▶ What is being asked
Print the following forum thread in full, word for word.

▶ Document segment
■ ■ ■ ■ ■ ■ ■

Onthedunes · 07/03/2021 20:09

Oh op, I'm really sorry you have been dragged into this triangle with both women fighting over a piece of shit.

Everthing you have done the trauma/hysterical bonding is perfectly natural. Read up on narcisists, then you can separate your emotions from what is happening into the reality of the situation.
Knowledge will be your power in regaining control again.

Just make sure you don't win this fight for him, you don't want to be left holding the turd.
Flowers

floppybit · 07/03/2021 20:24

@Onthedunes left holding the turd! I love that. Brilliantly put.

TenShortStories · 07/03/2021 20:36

I'm sorry, it's so rotten. Don't be embarrassed at yourself, it's quite a normal response. I sat and listened to my DH crying about how he missed the woman he was having an affair with. I tried to sympathise and comfort him because at least he was being open and honest with me, which we'd need him to be to get through this. I look back and think what was I doing?! After much more drama, sneaking around, and cheating a divorce sorted things nicely.

■ ■ ■ ■ ■ ■ ■

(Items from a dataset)
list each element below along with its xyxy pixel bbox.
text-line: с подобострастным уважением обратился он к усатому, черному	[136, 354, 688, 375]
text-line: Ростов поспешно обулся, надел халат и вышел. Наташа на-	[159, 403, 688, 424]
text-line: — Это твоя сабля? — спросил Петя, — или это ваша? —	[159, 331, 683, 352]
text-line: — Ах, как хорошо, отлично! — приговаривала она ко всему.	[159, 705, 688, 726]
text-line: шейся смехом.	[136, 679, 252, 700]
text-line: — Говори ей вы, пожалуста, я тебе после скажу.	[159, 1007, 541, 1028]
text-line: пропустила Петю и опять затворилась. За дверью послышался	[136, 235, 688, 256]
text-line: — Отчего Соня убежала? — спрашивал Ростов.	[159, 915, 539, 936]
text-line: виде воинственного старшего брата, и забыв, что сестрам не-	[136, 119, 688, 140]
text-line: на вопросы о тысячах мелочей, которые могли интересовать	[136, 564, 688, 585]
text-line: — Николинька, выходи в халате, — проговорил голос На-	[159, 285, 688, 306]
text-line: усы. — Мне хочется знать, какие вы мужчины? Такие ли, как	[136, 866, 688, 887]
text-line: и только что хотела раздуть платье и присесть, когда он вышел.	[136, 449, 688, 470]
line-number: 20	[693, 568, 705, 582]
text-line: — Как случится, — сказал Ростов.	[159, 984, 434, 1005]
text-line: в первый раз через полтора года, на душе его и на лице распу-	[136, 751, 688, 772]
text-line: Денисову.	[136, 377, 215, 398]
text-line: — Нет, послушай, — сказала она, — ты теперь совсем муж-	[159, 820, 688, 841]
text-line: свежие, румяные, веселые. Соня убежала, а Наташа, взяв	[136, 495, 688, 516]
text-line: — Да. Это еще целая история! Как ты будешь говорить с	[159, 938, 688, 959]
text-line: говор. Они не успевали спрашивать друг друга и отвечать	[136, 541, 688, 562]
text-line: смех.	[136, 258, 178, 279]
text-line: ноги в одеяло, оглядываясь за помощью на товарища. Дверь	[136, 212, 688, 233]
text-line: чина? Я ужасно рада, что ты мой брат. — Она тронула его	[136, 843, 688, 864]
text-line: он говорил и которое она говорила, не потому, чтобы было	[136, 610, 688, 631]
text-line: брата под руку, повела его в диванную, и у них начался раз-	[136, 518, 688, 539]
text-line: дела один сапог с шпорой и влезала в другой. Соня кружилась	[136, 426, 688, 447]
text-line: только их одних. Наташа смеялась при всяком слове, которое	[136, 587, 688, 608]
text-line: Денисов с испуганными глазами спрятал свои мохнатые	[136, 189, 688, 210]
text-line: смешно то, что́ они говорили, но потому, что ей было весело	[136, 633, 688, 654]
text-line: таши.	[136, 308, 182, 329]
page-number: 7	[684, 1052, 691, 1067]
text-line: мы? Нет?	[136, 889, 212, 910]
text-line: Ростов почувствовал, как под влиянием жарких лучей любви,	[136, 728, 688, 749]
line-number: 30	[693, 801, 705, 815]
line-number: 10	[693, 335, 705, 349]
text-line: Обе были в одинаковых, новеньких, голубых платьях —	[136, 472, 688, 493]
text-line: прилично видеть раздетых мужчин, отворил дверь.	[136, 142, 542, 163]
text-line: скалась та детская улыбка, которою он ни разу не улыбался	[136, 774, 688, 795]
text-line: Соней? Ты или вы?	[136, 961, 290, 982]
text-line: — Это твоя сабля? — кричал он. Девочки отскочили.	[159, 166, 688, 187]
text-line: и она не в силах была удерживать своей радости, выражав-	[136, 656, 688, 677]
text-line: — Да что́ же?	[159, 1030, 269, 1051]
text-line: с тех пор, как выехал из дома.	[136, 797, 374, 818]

■ ■ ■ ■ ■ ■ ■

▶ Response below
Onthedunes · 07/03/2021 20:09

Oh op, I'm really sorry you have been dragged into this triangle with both women fighting over a piece of shit.

Everthing you have done the trauma/hysterical bonding is perfectly natural. Read up on narcisists, then you can separate your emotions from what is happening into the reality of the situation.
Knowledge will be your power in regaining control again.

Just make sure you don't win this fight for him, you don't want to be left holding the turd.
Flowers

floppybit · 07/03/2021 20:24

@Onthedunes left holding the turd! I love that. Brilliantly put.

TenShortStories · 07/03/2021 20:36

I'm sorry, it's so rotten. Don't be embarrassed at yourself, it's quite a normal response. I sat and listened to my DH crying about how he missed the woman he was having an affair with. I tried to sympathise and comfort him because at least he was being open and honest with me, which we'd need him to be to get through this. I look back and think what was I doing?! After much more drama, sneaking around, and cheating a divorce sorted things nicely.